**Passage given:**
# # # # #

STEPHENS, Circuit Judge.
David Hyun appeals from a judgment of the United States District Court, denying and dismissing his petition for the writ of habeas corpus in which appellant sought release from the custody of appellee who was holding him under a final order of deportation. Appellee Landon is the District Director of the Immigration and Naturalization Service.
Appellant is a native of Korea and asserts citizenship of China. He was admitted to the United States at Honolulu, Territory of Hawaii, on May 26, 1924, at which time he was seven years old. He was admitted to the continental United States at Los Angeles, California, on September 1, 1947. A warrant for his arrest in deportation proceedings was issued and served on him on October 21, 1950, in which appellant was charged as an alien who, after entry, had been a member of the Communist Party of the United States.
Hearings were started on November 22, 1950, at which time the hearing officer granted a motion by the examining officer to take the depositions of four witnesses in Honolulu. Timely notice was given and appellant's counsel was informed that appellant could be present, could submit written interrogatories and could present witnesses, or could be represented by counsel. Accordingly, depositions were taken in Honolulu on December 18, 1950, but appellant was not present or represented. Nor did he submit direct interrogatories.
The Taking of the Depositions in Hawaii
It is contended by appellant that the action of the Immigration Service in taking the depositions of Uesugi and Izuka in Honolulu, while he was in custody in California, deprived him of the essential ingredients of due process of law. The argument is that not only was Hyun in the custody of appellee at the time the depositions were taken but that he was financially unable to transport his counsel to Honolulu or procure Honolulu counsel to represent him at the depositions. In view of the comparative financial resources of Hyun and the government of the United States, and in further consideration of the plethora of government transportation between Hawaii and the west coast, it is appellant's contention that the government should have transported the witnesses to the west coast for the depositions, or in the alternative provided transportation to Hawaii for Hyun and his attorney. Failure to do either, it is alleged, deprived appellant of essential ingredients of due process of law.

# # # # #

**Given data:**

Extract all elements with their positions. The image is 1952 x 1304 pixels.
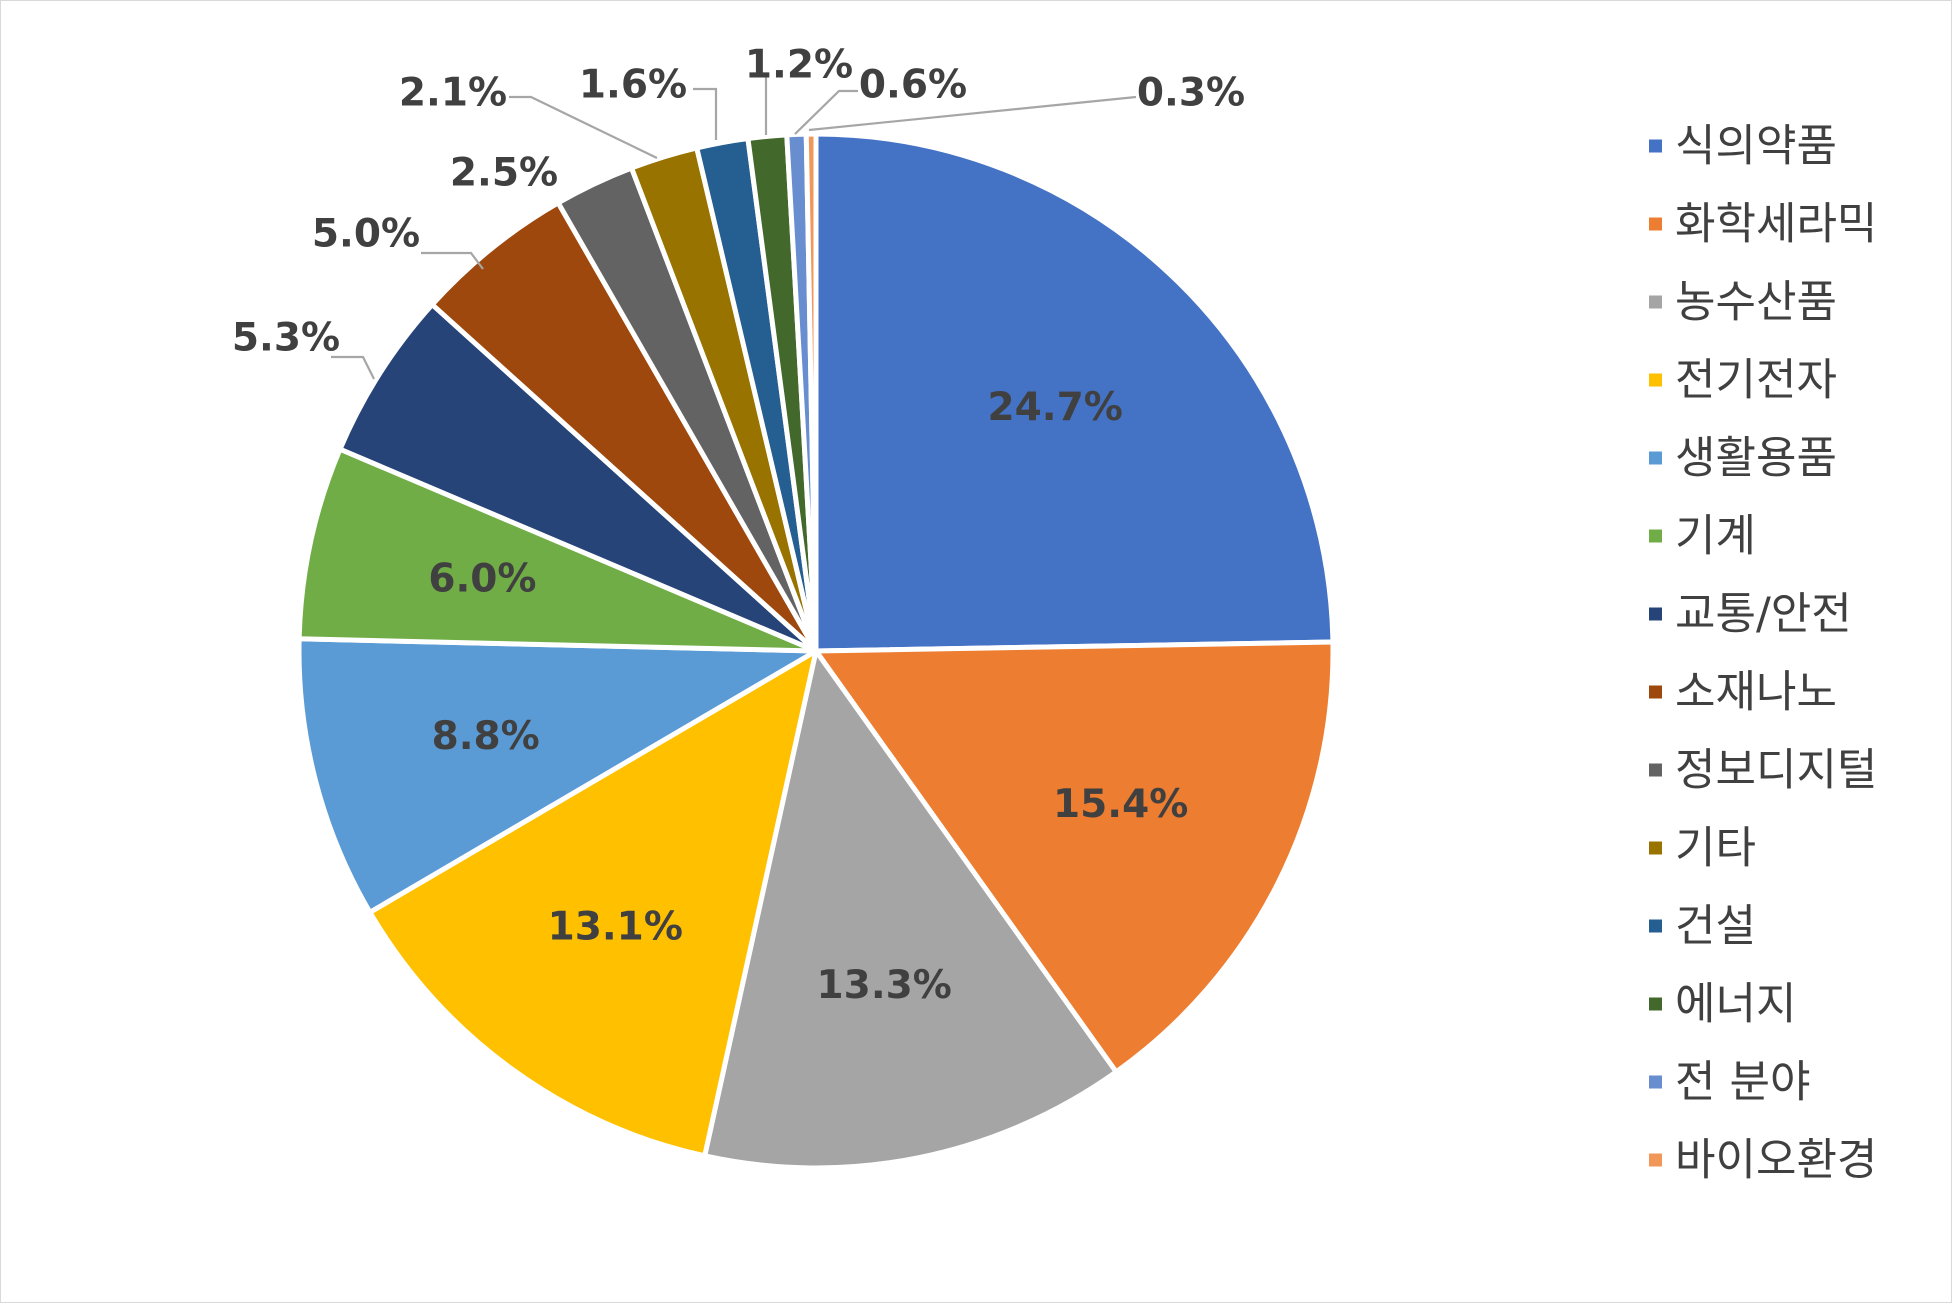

# # # # #

**Aim 1:** From the court opinion, print the passage starting at "David Hyun appeals" and ending at "and Naturalization Service.".
**Aim 2:** According to the court opinion, on what date were the depositions taken in Honolulu?

**Correct result 1:**
David Hyun appeals from a judgment of the United States District Court, denying and dismissing his petition for the writ of habeas corpus in which appellant sought release from the custody of appellee who was holding him under a final order of deportation. Appellee Landon is the District Director of the Immigration and Naturalization Service.

**Correct result 2:** December 18, 1950